------ EXTRACTED ENTRIES ------

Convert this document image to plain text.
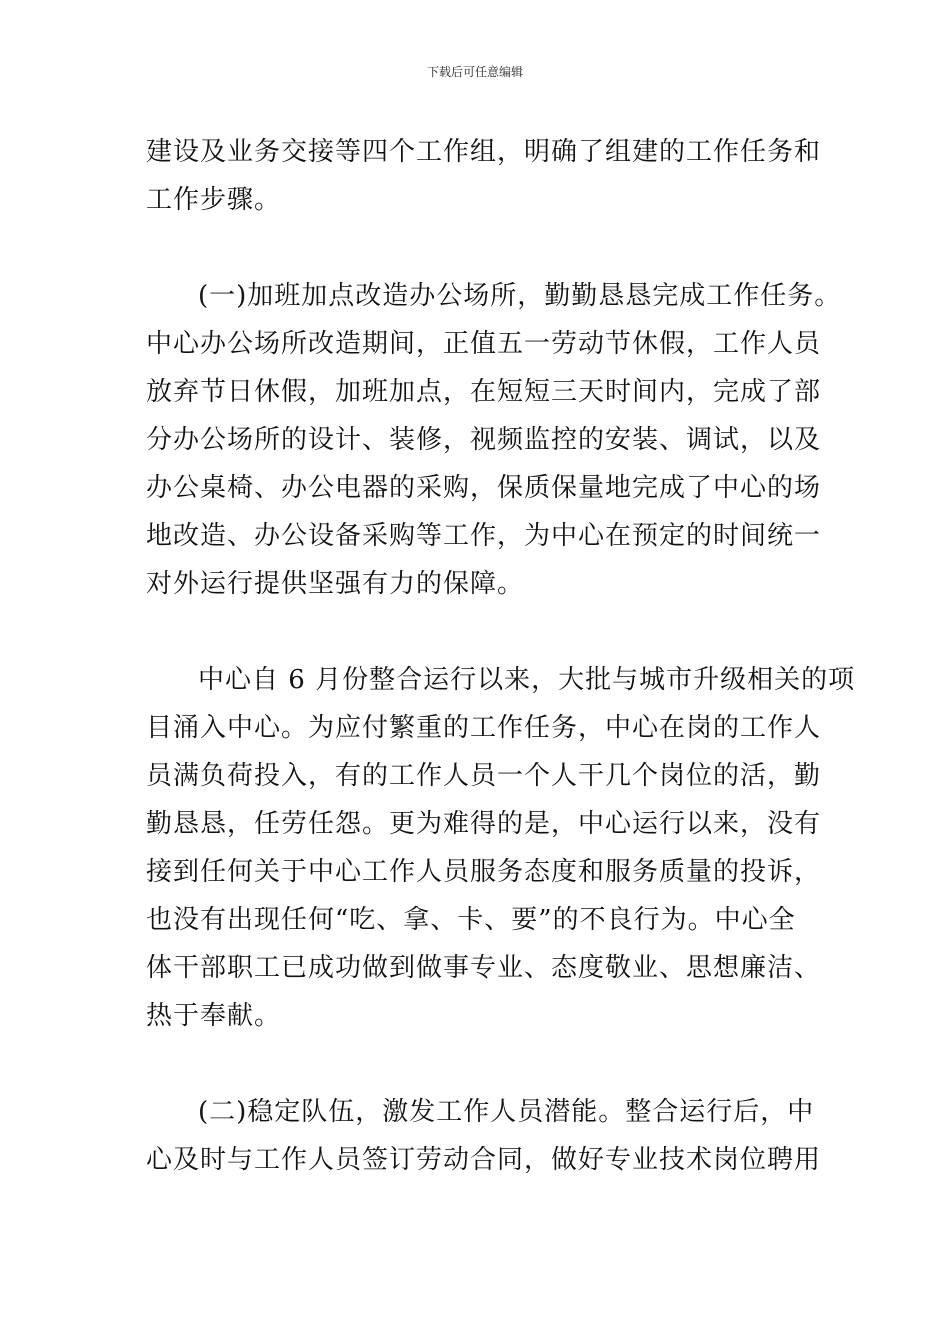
下载后可任意编辑
建设及业务交接等四个工作组，明确了组建的工作任务和
工作步骤。
(一)加班加点改造办公场所，勤勤恳恳完成工作任务。
中心办公场所改造期间，正值五一劳动节休假，工作人员
放弃节日休假，加班加点，在短短三天时间内，完成了部
分办公场所的设计、装修，视频监控的安装、调试，以及
办公桌椅、办公电器的采购，保质保量地完成了中心的场
地改造、办公设备采购等工作，为中心在预定的时间统一
对外运行提供坚强有力的保障。
中心自 6 月份整合运行以来，大批与城市升级相关的项
目涌入中心。为应付繁重的工作任务，中心在岗的工作人
员满负荷投入，有的工作人员一个人干几个岗位的活，勤
勤恳恳，任劳任怨。更为难得的是，中心运行以来，没有
接到任何关于中心工作人员服务态度和服务质量的投诉，
也没有出现任何“吃、拿、卡、要”的不良行为。中心全
体干部职工已成功做到做事专业、态度敬业、思想廉洁、
热于奉献。
(二)稳定队伍，激发工作人员潜能。整合运行后，中
心及时与工作人员签订劳动合同，做好专业技术岗位聘用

------

• _WHAT YOU SHOULD DO_: Please repeat the entries exactly. Do not include the pictures.

• _TASK OUTPUT_:
Convert this document image to plain text.
下载后可任意编辑
建设及业务交接等四个工作组，明确了组建的工作任务和
工作步骤。
(一)加班加点改造办公场所，勤勤恳恳完成工作任务。
中心办公场所改造期间，正值五一劳动节休假，工作人员
放弃节日休假，加班加点，在短短三天时间内，完成了部
分办公场所的设计、装修，视频监控的安装、调试，以及
办公桌椅、办公电器的采购，保质保量地完成了中心的场
地改造、办公设备采购等工作，为中心在预定的时间统一
对外运行提供坚强有力的保障。
中心自 6 月份整合运行以来，大批与城市升级相关的项
目涌入中心。为应付繁重的工作任务，中心在岗的工作人
员满负荷投入，有的工作人员一个人干几个岗位的活，勤
勤恳恳，任劳任怨。更为难得的是，中心运行以来，没有
接到任何关于中心工作人员服务态度和服务质量的投诉，
也没有出现任何“吃、拿、卡、要”的不良行为。中心全
体干部职工已成功做到做事专业、态度敬业、思想廉洁、
热于奉献。
(二)稳定队伍，激发工作人员潜能。整合运行后，中
心及时与工作人员签订劳动合同，做好专业技术岗位聘用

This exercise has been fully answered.